WHAT THIS TASK INVOLVES: Transcribe every entry word for word, but skip the images.
━━━━━ RAW RECORDS ━━━━━
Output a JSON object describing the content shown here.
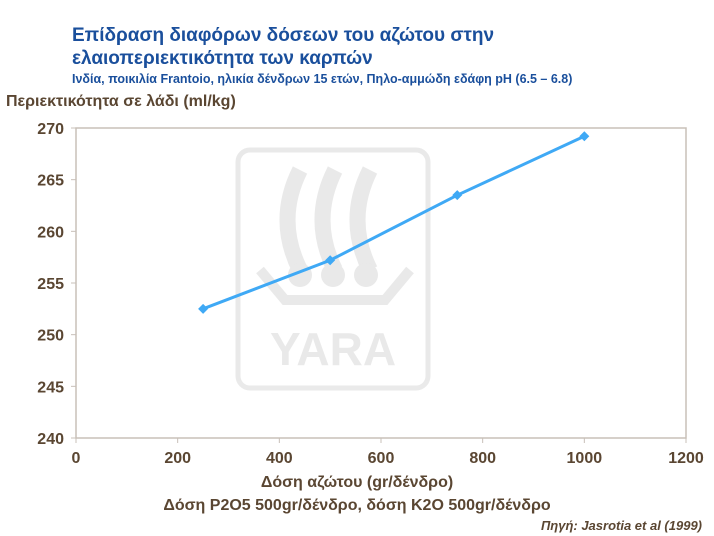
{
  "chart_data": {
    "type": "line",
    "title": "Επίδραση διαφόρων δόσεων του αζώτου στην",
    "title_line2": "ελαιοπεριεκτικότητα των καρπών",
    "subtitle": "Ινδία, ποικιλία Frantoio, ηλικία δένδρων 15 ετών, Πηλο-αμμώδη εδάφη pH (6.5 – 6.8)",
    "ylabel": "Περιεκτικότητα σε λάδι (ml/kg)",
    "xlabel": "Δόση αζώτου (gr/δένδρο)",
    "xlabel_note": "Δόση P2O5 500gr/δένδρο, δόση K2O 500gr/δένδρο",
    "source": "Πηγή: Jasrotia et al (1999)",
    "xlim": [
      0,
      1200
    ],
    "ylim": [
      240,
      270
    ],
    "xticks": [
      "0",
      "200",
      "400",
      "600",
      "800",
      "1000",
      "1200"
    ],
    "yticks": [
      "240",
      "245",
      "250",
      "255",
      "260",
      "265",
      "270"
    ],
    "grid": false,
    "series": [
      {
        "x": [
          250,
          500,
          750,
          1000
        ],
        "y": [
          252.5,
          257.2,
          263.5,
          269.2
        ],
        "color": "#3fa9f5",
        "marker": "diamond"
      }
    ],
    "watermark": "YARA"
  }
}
━━━━━
OUTPUT OF THE TASK:
Output a JSON object describing the content shown here.
{
  "chart_data": {
    "type": "line",
    "title": "Επίδραση διαφόρων δόσεων του αζώτου στην",
    "title_line2": "ελαιοπεριεκτικότητα των καρπών",
    "subtitle": "Ινδία, ποικιλία Frantoio, ηλικία δένδρων 15 ετών, Πηλο-αμμώδη εδάφη pH (6.5 – 6.8)",
    "ylabel": "Περιεκτικότητα σε λάδι (ml/kg)",
    "xlabel": "Δόση αζώτου (gr/δένδρο)",
    "xlabel_note": "Δόση P2O5 500gr/δένδρο, δόση K2O 500gr/δένδρο",
    "source": "Πηγή: Jasrotia et al (1999)",
    "xlim": [
      0,
      1200
    ],
    "ylim": [
      240,
      270
    ],
    "xticks": [
      "0",
      "200",
      "400",
      "600",
      "800",
      "1000",
      "1200"
    ],
    "yticks": [
      "240",
      "245",
      "250",
      "255",
      "260",
      "265",
      "270"
    ],
    "grid": false,
    "series": [
      {
        "x": [
          250,
          500,
          750,
          1000
        ],
        "y": [
          252.5,
          257.2,
          263.5,
          269.2
        ],
        "color": "#3fa9f5",
        "marker": "diamond"
      }
    ],
    "watermark": "YARA"
  }
}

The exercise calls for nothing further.